GIVEN TASK:
Repeat every record below exactly, leaving out the pictures.

_ _ _ _

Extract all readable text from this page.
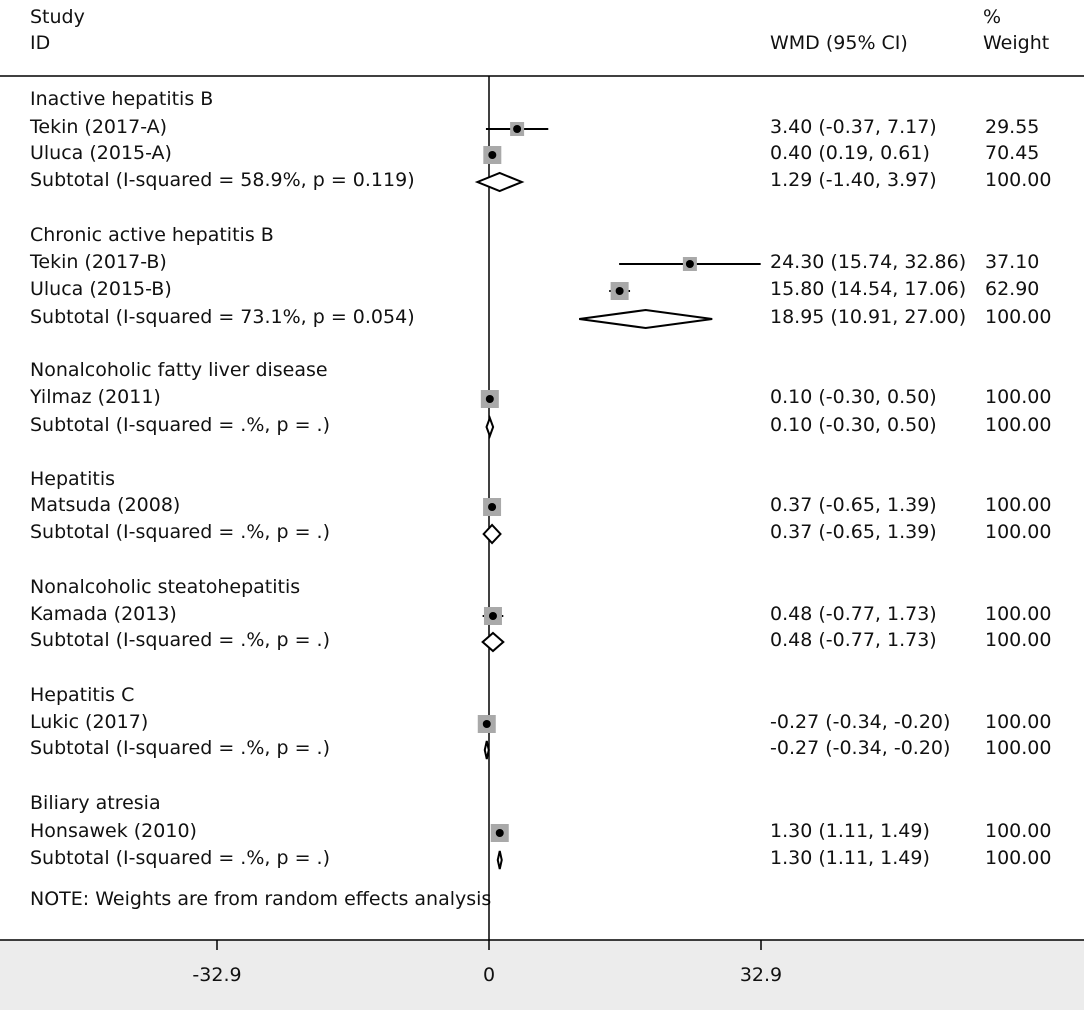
Study
ID	WMD (95% CI)
%
Weight
NOTE: Weights are from random effects analysis
Inactive hepatitis B
Tekin (2017-A)	3.40 (-0.37, 7.17)	29.55
Uluca (2015-A)	0.40 (0.19, 0.61)	70.45
Subtotal (I-squared = 58.9%, p = 0.119)	1.29 (-1.40, 3.97)	100.00
Chronic active hepatitis B
Tekin (2017-B)	24.30 (15.74, 32.86) 37.10
Uluca (2015-B)	15.80 (14.54, 17.06) 62.90
Subtotal (I-squared = 73.1%, p = 0.054)	18.95 (10.91, 27.00) 100.00
Nonalcoholic fatty liver disease
Yilmaz (2011)	0.10 (-0.30, 0.50)	100.00
Subtotal (I-squared = .%, p = .)	0.10 (-0.30, 0.50)	100.00
Hepatitis
Matsuda (2008)	0.37 (-0.65, 1.39)	100.00
Subtotal (I-squared = .%, p = .)	0.37 (-0.65, 1.39)	100.00
Nonalcoholic steatohepatitis
Kamada (2013)	0.48 (-0.77, 1.73)	100.00
Subtotal (I-squared = .%, p = .)	0.48 (-0.77, 1.73)	100.00
Hepatitis C
Lukic (2017)	-0.27 (-0.34, -0.20) 100.00
Subtotal (I-squared = .%, p = .)	-0.27 (-0.34, -0.20) 100.00
Biliary atresia
Honsawek (2010)	1.30 (1.11, 1.49)	100.00
Subtotal (I-squared = .%, p = .)	1.30 (1.11, 1.49)	100.00
-32.9	0	32.9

_ _ _ _

OUTPUT:
Extract all readable text from this page.
Study
ID	WMD (95% CI)
%
Weight
NOTE: Weights are from random effects analysis
Inactive hepatitis B
Tekin (2017-A)	3.40 (-0.37, 7.17)	29.55
Uluca (2015-A)	0.40 (0.19, 0.61)	70.45
Subtotal (I-squared = 58.9%, p = 0.119)	1.29 (-1.40, 3.97)	100.00
Chronic active hepatitis B
Tekin (2017-B)	24.30 (15.74, 32.86) 37.10
Uluca (2015-B)	15.80 (14.54, 17.06) 62.90
Subtotal (I-squared = 73.1%, p = 0.054)	18.95 (10.91, 27.00) 100.00
Nonalcoholic fatty liver disease
Yilmaz (2011)	0.10 (-0.30, 0.50)	100.00
Subtotal (I-squared = .%, p = .)	0.10 (-0.30, 0.50)	100.00
Hepatitis
Matsuda (2008)	0.37 (-0.65, 1.39)	100.00
Subtotal (I-squared = .%, p = .)	0.37 (-0.65, 1.39)	100.00
Nonalcoholic steatohepatitis
Kamada (2013)	0.48 (-0.77, 1.73)	100.00
Subtotal (I-squared = .%, p = .)	0.48 (-0.77, 1.73)	100.00
Hepatitis C
Lukic (2017)	-0.27 (-0.34, -0.20) 100.00
Subtotal (I-squared = .%, p = .)	-0.27 (-0.34, -0.20) 100.00
Biliary atresia
Honsawek (2010)	1.30 (1.11, 1.49)	100.00
Subtotal (I-squared = .%, p = .)	1.30 (1.11, 1.49)	100.00
-32.9	0	32.9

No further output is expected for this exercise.